■ Instructions for the task: Every line that contains the word "Network" should be copied.

(Dataset listings of figures)
╭──

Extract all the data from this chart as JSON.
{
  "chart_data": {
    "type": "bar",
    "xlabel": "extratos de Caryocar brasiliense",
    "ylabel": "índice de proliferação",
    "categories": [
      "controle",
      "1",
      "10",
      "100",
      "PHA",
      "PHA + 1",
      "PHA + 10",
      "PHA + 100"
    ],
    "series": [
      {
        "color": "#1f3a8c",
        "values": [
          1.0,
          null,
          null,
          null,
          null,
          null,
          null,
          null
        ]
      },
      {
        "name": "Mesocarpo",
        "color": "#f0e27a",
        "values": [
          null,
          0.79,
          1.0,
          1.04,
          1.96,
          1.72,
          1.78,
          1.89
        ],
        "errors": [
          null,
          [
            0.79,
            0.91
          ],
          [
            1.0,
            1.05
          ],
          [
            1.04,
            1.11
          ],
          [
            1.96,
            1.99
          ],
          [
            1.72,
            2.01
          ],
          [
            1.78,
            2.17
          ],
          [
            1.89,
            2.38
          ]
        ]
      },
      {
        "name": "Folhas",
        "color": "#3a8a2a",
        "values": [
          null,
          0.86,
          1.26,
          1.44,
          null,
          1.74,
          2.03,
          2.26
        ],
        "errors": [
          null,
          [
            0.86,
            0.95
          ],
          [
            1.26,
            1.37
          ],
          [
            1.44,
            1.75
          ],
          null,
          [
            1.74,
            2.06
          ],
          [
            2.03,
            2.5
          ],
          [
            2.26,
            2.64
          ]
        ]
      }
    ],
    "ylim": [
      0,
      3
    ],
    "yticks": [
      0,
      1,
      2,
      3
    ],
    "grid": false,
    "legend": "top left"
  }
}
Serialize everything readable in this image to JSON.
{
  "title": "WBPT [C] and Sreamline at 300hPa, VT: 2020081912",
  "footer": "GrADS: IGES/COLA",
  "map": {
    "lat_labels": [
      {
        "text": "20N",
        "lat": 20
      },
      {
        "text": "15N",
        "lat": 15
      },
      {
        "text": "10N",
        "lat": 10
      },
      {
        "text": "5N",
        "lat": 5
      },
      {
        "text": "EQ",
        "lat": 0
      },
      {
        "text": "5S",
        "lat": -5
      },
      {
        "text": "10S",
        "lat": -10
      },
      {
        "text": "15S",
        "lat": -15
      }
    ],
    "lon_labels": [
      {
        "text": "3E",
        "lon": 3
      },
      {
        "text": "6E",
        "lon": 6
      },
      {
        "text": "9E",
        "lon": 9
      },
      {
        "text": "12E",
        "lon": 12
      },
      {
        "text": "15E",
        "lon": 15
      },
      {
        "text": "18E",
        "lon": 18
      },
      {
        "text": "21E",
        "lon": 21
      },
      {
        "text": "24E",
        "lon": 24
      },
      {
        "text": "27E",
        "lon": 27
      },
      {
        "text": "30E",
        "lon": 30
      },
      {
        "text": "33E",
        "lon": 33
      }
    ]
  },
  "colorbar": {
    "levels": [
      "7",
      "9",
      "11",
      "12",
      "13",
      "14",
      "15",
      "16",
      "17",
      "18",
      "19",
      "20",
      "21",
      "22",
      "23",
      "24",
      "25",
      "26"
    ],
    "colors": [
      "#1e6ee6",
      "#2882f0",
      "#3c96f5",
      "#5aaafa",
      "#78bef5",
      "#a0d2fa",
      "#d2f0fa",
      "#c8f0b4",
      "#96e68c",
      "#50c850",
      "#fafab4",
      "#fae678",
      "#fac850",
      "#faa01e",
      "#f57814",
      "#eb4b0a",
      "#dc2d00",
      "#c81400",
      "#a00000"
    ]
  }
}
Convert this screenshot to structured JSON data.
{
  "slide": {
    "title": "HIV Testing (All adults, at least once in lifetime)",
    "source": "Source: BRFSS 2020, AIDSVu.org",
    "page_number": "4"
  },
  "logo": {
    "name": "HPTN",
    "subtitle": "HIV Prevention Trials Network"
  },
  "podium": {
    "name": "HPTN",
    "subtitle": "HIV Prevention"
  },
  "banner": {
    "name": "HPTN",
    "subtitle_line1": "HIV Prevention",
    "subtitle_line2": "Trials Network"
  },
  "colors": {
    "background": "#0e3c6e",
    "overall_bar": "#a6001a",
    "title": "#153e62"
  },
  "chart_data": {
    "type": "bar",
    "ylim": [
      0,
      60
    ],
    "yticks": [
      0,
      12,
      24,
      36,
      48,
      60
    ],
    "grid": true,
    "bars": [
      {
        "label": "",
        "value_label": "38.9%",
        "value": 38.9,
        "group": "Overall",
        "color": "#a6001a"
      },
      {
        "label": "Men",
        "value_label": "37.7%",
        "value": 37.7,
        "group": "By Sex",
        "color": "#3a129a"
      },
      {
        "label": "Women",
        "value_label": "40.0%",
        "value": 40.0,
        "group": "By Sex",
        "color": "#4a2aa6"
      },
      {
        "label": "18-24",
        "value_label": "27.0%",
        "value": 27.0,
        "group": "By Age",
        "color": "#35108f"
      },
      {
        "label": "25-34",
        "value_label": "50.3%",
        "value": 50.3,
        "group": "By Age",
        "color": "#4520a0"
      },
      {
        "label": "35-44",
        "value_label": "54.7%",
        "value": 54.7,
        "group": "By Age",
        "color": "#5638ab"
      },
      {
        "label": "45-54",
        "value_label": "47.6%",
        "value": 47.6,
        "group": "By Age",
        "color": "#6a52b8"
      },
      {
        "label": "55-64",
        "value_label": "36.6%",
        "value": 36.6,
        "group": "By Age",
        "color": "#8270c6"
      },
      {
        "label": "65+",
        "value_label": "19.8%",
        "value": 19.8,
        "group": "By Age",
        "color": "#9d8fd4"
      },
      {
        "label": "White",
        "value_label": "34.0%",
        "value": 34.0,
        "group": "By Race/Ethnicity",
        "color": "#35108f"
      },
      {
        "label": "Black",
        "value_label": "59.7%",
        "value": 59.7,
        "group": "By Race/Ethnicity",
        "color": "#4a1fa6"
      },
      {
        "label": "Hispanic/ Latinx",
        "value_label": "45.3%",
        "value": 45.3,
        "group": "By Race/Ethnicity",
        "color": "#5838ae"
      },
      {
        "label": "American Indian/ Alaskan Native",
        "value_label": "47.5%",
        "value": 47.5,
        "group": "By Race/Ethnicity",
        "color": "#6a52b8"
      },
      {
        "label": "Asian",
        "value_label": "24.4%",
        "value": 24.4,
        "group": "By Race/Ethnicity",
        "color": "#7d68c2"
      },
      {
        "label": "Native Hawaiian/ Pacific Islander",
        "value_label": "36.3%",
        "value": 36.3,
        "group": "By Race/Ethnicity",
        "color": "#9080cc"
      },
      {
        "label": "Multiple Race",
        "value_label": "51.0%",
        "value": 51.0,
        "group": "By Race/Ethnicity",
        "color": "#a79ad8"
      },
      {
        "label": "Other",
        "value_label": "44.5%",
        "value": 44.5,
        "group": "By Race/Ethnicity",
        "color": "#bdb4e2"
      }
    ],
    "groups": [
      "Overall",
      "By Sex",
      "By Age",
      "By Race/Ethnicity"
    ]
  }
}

╰──

■ Written answer:
    "subtitle": "HIV Prevention Trials Network"
    "subtitle_line2": "Trials Network"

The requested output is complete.